There are an average of six to 10 students per each Step 1 class, in which there is discussion and a PowerPoint presentation that specifically highlights the stages of alcohol poisoning and clarifies the “myth” of tolerance. It is important for all students to know that deaths from alcohol poisoning usually happen to “experienced” drinkers. Many students confide that because they know how to drink they will never run the risk of death, while in truth they are the ones who are at greater risk for a fatality.
Step 2 is a counseling session for a student cited on campus for a second policy violation and who has already completed Step 1. The 50-minute one-on-one session allows students to examine their alcohol and drug use and how it assists or hinders their health and/or academic success. Within a safe environment, the student can share any concerns they may or may not have about their use. The most important aspect of a Step 2 session, however, is to create a plan in collaboration with the student on how to prevent a third citation that automatically ensures a housing student losing on-campus residency. Peña noted it is critically significant for the student to understand it is well within their power to not get another write-up if they are willing to change.

▬▬▬▬▬▬

> [Required actions]
1. Copy the passage on the Step 1 and Step 2 sessions, starting at "There are an" and ending at "for a fatality.".
2. Decide whether each statement agrees with the passage on the Step 1 and Step 2 sessions, answering yes or no and quoting the words that decide it: (a) Step 1 classes average six to 10 students. (b) A Step 2 session lasts 90 minutes. (c) Deaths from alcohol poisoning usually happen to inexperienced drinkers.
The lines after the passage are not needed for this work.

▬▬▬▬▬▬

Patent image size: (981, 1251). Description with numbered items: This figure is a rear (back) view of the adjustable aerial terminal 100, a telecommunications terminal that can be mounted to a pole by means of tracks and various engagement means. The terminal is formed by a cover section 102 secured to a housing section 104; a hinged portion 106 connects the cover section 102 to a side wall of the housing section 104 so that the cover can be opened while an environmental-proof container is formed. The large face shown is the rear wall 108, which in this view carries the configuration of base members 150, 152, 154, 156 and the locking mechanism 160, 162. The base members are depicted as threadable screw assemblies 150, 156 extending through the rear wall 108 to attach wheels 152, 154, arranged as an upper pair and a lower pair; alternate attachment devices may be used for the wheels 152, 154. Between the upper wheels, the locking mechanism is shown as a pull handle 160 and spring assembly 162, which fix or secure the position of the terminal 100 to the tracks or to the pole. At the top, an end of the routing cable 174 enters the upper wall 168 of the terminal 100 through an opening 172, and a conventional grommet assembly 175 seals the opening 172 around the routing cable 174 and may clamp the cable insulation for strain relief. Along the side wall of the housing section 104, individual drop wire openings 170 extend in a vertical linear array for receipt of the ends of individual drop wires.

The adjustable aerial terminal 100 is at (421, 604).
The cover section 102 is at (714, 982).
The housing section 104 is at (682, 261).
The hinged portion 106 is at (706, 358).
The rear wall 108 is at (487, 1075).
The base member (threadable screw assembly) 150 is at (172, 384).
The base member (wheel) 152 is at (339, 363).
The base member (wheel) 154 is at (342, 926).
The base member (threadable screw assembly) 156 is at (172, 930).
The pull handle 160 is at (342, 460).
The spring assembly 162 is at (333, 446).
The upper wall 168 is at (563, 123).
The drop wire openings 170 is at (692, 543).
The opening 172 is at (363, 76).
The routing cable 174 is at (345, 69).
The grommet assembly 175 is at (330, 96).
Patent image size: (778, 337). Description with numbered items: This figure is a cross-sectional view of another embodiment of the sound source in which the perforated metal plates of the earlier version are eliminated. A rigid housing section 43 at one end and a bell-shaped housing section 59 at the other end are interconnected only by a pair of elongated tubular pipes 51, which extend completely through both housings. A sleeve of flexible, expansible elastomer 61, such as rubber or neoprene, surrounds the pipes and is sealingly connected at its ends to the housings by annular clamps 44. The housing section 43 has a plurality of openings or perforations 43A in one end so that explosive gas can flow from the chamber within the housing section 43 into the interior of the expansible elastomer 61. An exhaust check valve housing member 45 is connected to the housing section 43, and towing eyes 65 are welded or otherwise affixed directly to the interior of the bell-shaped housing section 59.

▬▬▬▬▬▬

> [Answers by item number]
1.
There are an average of six to 10 students per each Step 1 class, in which there is discussion and a PowerPoint presentation that specifically highlights the stages of alcohol poisoning and clarifies the “myth” of tolerance. It is important for all students to know that deaths from alcohol poisoning usually happen to “experienced” drinkers. Many students confide that because they know how to drink they will never run the risk of death, while in truth they are the ones who are at greater risk for a fatality.

2.
(a) Yes: "There are an average of six to 10 students per each Step 1 class"
(b) No: "The 50-minute one-on-one session"
(c) No: "deaths from alcohol poisoning usually happen to “experienced” drinkers"